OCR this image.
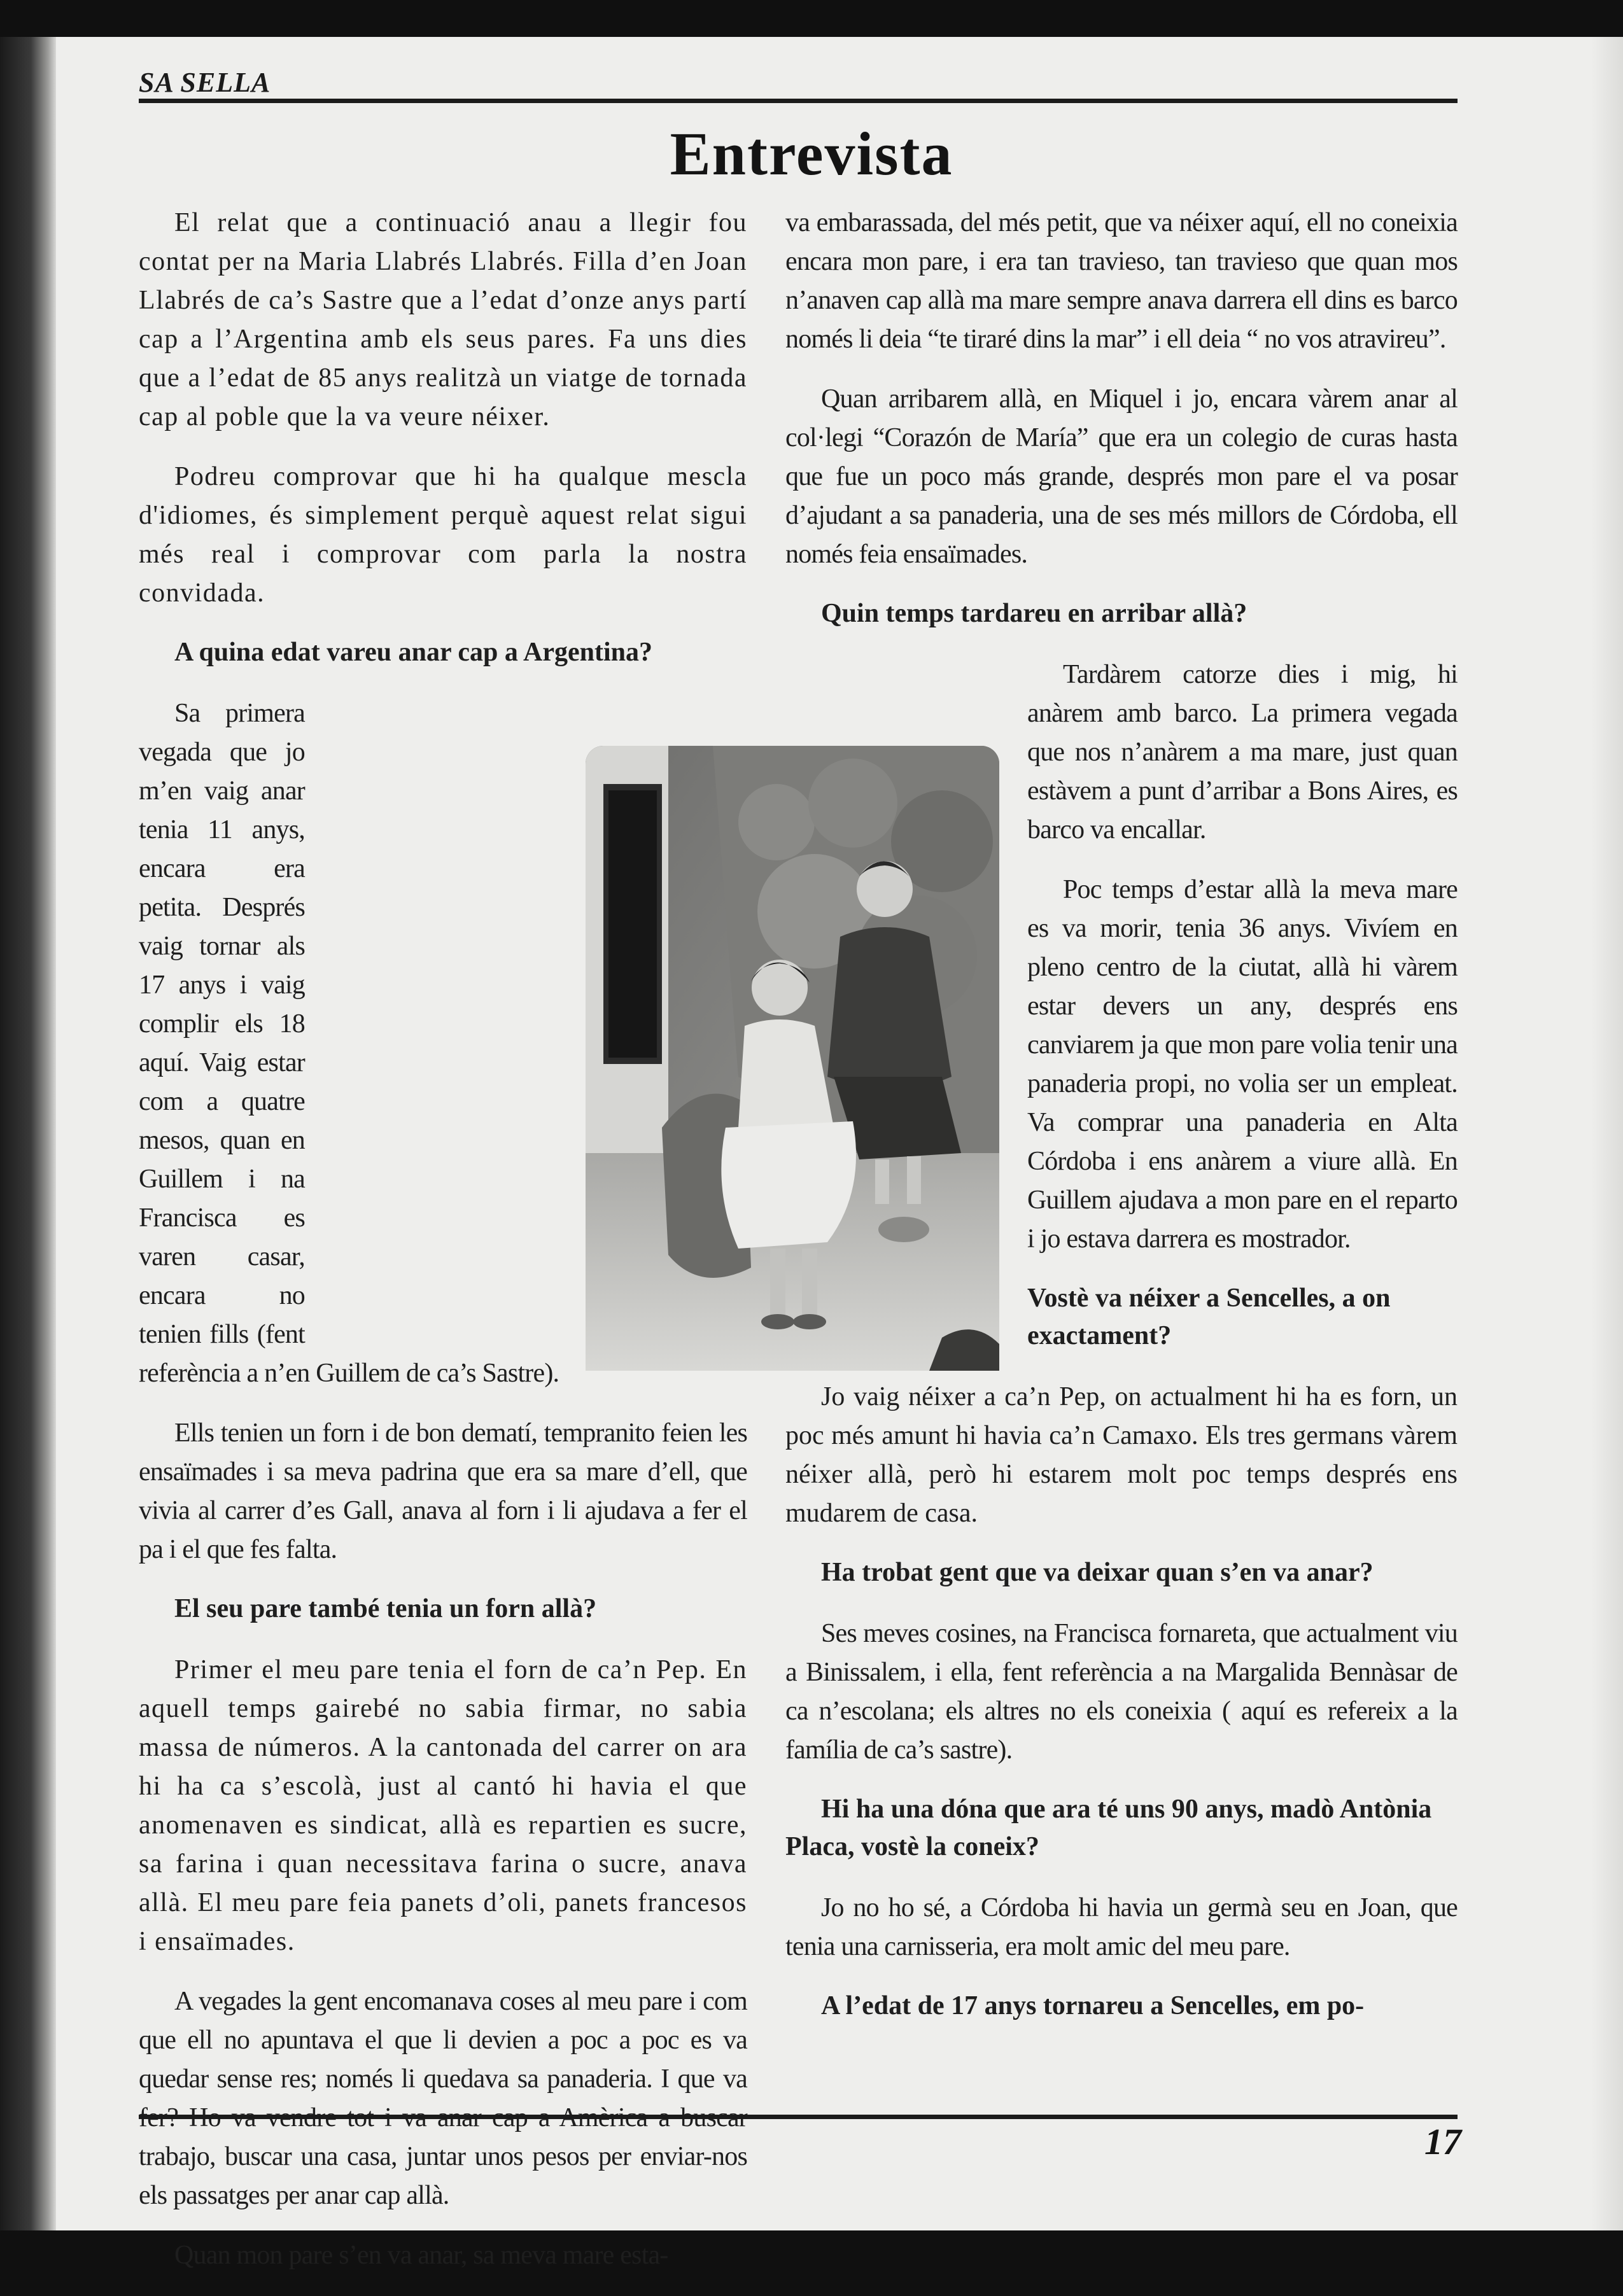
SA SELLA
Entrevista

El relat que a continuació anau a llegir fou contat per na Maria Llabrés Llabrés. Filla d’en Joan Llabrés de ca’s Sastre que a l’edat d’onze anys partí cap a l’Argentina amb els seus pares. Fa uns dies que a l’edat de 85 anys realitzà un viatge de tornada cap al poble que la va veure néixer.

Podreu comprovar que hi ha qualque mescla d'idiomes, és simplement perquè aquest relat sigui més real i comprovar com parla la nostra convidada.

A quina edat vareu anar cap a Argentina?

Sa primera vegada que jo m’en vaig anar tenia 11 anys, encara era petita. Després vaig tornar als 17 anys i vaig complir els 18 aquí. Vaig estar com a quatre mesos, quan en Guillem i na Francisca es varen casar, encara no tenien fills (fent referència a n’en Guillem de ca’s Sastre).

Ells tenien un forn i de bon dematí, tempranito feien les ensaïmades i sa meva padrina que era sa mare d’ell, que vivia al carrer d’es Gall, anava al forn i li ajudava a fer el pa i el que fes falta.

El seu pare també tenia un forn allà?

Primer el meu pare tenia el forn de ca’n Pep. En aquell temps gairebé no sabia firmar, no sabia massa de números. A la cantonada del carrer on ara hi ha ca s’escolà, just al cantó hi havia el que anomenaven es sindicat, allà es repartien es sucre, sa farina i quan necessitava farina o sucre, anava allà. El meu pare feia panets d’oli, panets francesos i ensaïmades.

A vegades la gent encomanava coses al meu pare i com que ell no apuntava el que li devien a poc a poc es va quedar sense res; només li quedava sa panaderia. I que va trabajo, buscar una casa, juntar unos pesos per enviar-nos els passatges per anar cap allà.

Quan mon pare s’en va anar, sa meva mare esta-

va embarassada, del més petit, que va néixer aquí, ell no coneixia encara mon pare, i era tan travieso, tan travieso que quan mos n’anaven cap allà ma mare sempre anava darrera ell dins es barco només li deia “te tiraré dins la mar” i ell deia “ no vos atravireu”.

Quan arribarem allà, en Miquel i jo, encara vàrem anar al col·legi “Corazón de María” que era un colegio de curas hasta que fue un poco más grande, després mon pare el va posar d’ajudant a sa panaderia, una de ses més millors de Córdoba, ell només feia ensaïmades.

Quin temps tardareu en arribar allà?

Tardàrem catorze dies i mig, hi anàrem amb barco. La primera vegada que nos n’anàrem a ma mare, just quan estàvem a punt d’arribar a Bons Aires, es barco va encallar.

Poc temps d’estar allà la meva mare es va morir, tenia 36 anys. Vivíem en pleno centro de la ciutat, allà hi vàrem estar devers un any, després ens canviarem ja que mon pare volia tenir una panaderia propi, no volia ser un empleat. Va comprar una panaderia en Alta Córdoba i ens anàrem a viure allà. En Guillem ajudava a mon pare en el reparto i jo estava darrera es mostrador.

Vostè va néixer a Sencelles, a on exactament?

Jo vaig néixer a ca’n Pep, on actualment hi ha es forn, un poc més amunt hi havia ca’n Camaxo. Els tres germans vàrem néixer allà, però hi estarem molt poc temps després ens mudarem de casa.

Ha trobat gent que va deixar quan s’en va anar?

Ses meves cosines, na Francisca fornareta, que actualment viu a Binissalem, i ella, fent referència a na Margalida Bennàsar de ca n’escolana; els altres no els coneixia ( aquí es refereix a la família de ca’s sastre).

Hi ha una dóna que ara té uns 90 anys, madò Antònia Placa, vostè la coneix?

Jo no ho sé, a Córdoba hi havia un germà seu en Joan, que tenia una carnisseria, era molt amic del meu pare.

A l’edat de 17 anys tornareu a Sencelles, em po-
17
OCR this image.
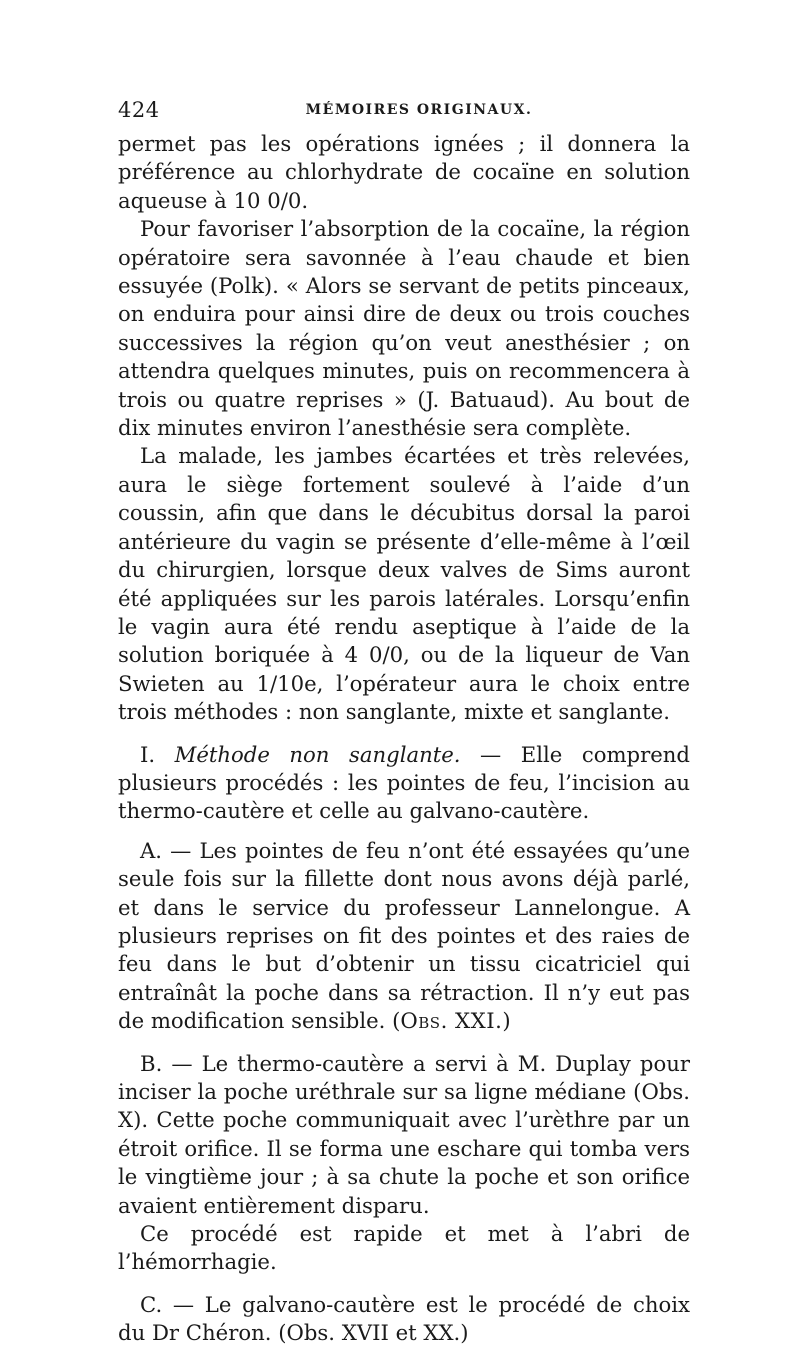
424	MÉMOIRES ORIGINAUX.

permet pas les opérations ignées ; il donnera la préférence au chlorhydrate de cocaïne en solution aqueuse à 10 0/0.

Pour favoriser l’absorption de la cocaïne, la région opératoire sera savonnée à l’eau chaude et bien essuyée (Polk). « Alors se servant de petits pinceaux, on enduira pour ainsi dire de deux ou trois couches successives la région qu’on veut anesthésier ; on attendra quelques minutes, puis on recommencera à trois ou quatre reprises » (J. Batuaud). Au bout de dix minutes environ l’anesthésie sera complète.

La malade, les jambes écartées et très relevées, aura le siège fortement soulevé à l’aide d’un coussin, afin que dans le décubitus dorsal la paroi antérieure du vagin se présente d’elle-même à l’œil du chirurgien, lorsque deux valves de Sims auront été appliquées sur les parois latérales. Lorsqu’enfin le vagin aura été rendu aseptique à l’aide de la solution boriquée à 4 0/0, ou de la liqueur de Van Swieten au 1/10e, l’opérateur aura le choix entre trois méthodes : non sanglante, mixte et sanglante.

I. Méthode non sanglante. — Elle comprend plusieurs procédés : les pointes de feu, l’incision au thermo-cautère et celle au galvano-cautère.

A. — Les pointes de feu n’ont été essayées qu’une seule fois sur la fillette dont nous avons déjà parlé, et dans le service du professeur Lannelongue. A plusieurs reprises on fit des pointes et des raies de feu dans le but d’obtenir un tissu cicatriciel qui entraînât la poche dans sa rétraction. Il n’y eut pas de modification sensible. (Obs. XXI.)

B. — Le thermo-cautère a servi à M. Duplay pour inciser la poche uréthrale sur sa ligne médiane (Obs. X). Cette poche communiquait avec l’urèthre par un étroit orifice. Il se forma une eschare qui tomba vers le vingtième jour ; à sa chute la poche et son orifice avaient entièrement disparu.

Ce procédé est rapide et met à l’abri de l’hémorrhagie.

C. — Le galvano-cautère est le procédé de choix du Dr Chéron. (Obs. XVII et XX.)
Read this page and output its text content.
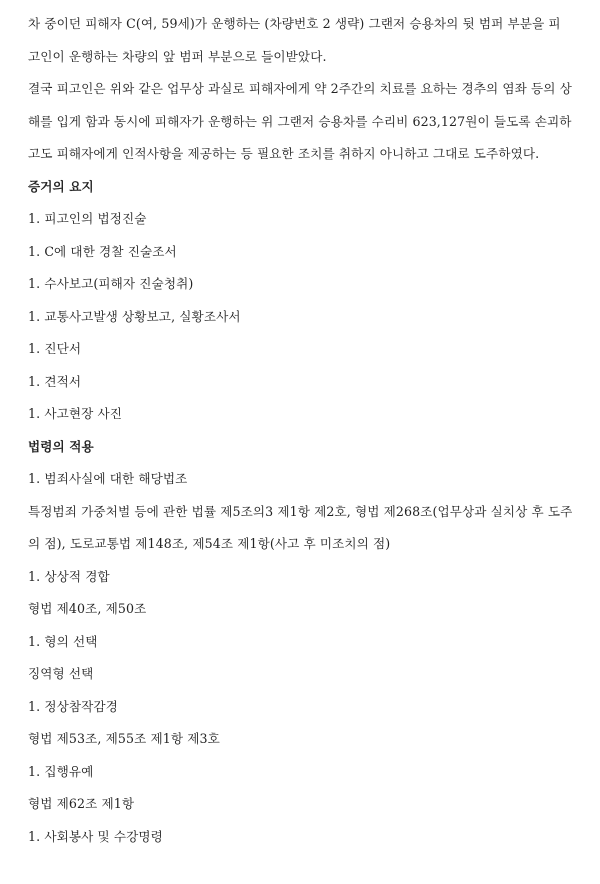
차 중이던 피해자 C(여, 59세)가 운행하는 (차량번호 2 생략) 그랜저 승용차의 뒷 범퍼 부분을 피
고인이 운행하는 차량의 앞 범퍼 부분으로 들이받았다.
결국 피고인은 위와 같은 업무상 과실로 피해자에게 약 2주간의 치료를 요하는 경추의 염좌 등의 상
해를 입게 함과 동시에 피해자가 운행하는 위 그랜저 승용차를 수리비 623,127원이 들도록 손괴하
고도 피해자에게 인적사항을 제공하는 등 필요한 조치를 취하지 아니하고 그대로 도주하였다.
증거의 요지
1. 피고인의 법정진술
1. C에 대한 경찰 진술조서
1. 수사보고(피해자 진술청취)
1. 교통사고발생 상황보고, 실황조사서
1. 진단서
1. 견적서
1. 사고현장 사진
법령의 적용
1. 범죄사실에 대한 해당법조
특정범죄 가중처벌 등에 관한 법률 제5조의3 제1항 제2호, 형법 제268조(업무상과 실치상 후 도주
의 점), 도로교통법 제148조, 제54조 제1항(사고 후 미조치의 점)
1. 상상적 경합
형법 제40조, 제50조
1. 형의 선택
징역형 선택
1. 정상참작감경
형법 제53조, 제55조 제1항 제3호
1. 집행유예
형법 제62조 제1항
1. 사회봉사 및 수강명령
^^^^^^^^
TASK PROMPT. Gather and return every line that holds the string "운행하는".

FINISHED ANSWER.
차 중이던 피해자 C(여, 59세)가 운행하는 (차량번호 2 생략) 그랜저 승용차의 뒷 범퍼 부분을 피
고인이 운행하는 차량의 앞 범퍼 부분으로 들이받았다.
해를 입게 함과 동시에 피해자가 운행하는 위 그랜저 승용차를 수리비 623,127원이 들도록 손괴하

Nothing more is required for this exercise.